### [ARTIGO]
════════════════════

31/05/2013

"E aí, como vai a barriga?"

Colourful Ensemble (1938) (2), Wassily Kandinsky


Agora, quem manda lá em casa é a barriga. 

Quando alguém nos visita, todo mundo só quer saber dela. "E aí, como vai a barriga?".

Oriunda de uma hierarquia cujo critério não responde à cronologia, ela chegou por último e já botando moral. Já de cara, cortou o álcool, carne de churrasco e o meu cigarro – seja o frio que for – só na sacadinha. E não se esqueça de lavar as mãos ao voltar.

Segundo a OMS – representada pelo ilustre farmacêutico da farmácia da esquina – o teste tem de ser feito com a primeira urina da manhã. E foi assim a chegada definitiva da barriga – embora já houvesse suspeitas – um teste de farmácia às 5h15 da madrugada.

Ainda meio cético, e fundamentalmente empírico – tive de dar uma olhada na barriga, dar uma alisada na barriga e ver se era aquilo mesmo. Embora não seja especialista no assunto, afinal é a primeira barriga – constatei perplexo: sim, de fato, é uma barriga.

════════════════════

### [MATERIAL APRESENTADO]

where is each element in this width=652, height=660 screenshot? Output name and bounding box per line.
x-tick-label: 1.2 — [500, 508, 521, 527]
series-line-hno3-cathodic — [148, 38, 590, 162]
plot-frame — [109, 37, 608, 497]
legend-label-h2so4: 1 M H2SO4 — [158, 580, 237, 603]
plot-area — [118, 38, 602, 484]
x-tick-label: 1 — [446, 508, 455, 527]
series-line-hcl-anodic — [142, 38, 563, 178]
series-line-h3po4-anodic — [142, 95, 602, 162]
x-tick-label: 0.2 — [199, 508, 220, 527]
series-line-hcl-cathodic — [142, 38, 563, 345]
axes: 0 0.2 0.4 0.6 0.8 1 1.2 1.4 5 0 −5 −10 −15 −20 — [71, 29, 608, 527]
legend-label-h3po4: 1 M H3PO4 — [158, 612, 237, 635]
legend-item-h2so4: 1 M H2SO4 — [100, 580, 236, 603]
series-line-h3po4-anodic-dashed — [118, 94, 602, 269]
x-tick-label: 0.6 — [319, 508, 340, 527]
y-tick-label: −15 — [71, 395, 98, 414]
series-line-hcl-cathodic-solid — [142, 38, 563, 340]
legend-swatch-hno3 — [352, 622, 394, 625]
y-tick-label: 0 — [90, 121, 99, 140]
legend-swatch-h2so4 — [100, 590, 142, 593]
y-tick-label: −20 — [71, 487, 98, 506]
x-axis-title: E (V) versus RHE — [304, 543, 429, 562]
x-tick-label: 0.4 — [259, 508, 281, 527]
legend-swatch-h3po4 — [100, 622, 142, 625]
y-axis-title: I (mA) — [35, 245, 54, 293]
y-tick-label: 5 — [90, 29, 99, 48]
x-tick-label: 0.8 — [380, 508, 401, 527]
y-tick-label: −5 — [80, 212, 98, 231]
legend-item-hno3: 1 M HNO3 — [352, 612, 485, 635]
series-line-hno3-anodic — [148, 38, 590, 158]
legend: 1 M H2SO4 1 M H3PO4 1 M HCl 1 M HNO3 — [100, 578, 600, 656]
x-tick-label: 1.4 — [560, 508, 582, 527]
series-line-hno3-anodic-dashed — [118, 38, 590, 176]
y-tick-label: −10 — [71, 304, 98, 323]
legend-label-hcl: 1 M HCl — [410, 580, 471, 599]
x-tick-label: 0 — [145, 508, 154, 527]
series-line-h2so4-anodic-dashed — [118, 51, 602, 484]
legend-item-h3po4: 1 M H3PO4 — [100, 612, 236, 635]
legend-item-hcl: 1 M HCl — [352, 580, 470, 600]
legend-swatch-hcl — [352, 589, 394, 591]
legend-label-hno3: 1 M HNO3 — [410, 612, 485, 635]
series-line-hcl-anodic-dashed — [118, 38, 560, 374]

════════════════════

### [INSTRUÇÕES]
Transcreva do artigo o trecho de "Agora, quem manda" a "5h15 da madrugada.". A listagem não guarda relação alguma com o artigo.

### [RESOLUÇÃO PROPOSTA]
Agora, quem manda lá em casa é a barriga. 

Quando alguém nos visita, todo mundo só quer saber dela. "E aí, como vai a barriga?".

Oriunda de uma hierarquia cujo critério não responde à cronologia, ela chegou por último e já botando moral. Já de cara, cortou o álcool, carne de churrasco e o meu cigarro – seja o frio que for – só na sacadinha. E não se esqueça de lavar as mãos ao voltar.

Segundo a OMS – representada pelo ilustre farmacêutico da farmácia da esquina – o teste tem de ser feito com a primeira urina da manhã. E foi assim a chegada definitiva da barriga – embora já houvesse suspeitas – um teste de farmácia às 5h15 da madrugada.